* YOUR TASK
Locate the word "circle" in the entries below, then gather every line that holds it.
-- begin --
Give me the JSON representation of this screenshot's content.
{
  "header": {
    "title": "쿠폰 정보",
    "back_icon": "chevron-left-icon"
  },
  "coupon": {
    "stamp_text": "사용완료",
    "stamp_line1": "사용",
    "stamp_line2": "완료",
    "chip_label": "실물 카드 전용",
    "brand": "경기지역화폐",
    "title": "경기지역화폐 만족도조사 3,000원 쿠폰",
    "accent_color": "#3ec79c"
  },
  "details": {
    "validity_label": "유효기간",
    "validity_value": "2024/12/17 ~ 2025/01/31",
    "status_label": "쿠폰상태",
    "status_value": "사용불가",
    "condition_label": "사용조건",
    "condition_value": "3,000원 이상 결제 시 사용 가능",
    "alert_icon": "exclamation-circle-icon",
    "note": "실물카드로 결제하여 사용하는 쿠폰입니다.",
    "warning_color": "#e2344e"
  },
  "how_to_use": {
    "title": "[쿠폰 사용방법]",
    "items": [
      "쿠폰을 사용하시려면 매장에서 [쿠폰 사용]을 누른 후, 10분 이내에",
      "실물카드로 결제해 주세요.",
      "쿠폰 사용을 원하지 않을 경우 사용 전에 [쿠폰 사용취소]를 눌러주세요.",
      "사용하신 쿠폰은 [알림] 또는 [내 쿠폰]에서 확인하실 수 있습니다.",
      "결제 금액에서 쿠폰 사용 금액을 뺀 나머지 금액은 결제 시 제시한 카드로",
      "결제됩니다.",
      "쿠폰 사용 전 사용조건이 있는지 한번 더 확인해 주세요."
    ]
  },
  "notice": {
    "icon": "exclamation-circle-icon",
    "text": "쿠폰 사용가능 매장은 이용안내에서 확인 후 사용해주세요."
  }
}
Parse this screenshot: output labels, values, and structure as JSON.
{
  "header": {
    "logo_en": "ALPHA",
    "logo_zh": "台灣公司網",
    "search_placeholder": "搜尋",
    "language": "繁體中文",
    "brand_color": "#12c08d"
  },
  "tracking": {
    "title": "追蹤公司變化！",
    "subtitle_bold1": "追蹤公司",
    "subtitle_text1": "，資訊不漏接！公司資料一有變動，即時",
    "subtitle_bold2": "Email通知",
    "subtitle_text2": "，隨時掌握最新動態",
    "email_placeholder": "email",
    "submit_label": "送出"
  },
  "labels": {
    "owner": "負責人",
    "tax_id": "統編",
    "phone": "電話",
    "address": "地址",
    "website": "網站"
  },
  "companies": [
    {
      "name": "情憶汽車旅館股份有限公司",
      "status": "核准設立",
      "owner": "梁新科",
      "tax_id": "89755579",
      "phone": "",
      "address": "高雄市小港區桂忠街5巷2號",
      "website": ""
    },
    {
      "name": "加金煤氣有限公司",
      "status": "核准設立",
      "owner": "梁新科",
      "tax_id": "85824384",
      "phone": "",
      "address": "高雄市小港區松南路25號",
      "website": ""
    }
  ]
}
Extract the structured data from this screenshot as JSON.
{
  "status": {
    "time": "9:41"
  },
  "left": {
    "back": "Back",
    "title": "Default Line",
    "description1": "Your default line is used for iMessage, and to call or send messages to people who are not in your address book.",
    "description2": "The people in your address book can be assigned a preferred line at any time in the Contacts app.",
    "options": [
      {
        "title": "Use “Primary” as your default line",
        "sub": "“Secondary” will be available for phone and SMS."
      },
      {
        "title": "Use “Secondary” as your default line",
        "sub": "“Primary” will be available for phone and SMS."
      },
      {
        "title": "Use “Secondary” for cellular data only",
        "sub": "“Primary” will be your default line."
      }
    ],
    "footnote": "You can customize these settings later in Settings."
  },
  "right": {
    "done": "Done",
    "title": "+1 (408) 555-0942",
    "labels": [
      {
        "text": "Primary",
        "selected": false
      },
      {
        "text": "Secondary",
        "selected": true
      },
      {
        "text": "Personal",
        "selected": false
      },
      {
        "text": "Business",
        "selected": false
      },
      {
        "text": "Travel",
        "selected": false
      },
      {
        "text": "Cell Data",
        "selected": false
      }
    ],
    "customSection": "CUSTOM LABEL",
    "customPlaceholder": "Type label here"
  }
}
-- end --
* FULL RESPONSE
    "alert_icon": "exclamation-circle-icon",
    "icon": "exclamation-circle-icon",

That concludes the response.